**LISTED ENTRIES:**

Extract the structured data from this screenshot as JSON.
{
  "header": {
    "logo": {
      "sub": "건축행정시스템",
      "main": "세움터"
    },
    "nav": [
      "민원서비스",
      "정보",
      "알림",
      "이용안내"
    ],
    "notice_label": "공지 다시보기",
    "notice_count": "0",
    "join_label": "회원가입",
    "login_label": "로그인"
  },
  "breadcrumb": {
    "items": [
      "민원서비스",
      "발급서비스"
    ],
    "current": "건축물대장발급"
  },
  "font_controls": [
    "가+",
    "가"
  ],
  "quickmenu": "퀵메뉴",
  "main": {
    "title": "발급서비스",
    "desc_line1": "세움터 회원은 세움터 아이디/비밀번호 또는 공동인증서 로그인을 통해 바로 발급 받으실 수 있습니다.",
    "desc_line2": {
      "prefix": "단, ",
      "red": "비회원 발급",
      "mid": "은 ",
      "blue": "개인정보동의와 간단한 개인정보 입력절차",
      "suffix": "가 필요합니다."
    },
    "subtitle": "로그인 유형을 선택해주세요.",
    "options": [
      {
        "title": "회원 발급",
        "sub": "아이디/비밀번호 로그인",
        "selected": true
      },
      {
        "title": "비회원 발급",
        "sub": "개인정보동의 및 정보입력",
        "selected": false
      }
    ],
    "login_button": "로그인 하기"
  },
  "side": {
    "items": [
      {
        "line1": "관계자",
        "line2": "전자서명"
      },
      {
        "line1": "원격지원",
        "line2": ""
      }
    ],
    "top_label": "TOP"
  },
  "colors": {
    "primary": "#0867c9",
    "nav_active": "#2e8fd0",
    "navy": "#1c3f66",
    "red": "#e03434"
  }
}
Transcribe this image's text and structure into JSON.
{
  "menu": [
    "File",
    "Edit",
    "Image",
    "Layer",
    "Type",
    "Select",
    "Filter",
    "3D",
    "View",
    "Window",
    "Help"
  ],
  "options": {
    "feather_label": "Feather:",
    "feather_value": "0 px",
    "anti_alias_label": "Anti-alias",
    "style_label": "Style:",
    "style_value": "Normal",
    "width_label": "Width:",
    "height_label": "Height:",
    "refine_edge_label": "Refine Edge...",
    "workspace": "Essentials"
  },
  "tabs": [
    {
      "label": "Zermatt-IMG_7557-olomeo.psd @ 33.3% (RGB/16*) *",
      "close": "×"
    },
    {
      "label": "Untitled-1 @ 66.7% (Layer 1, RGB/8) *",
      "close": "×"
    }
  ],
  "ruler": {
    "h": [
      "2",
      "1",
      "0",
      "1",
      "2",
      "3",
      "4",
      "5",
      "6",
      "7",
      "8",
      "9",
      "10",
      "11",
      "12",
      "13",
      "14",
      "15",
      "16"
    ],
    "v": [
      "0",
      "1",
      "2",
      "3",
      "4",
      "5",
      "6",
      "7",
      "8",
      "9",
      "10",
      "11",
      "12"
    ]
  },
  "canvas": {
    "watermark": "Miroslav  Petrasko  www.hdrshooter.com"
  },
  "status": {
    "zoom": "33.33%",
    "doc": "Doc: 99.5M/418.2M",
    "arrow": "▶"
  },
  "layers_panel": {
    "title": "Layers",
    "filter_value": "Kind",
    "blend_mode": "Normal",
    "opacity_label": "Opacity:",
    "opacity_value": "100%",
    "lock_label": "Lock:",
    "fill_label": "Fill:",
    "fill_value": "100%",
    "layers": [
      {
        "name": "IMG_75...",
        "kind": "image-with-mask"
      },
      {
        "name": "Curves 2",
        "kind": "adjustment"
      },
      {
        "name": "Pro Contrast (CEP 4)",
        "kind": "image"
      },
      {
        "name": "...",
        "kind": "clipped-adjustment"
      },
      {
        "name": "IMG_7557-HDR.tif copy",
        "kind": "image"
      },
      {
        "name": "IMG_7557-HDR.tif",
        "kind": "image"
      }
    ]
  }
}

**PROBLEM TO WORK ON:** For the string "this", count the lines of the entries above that include it; answer with the number only.

**WRITTEN REPLY:** 2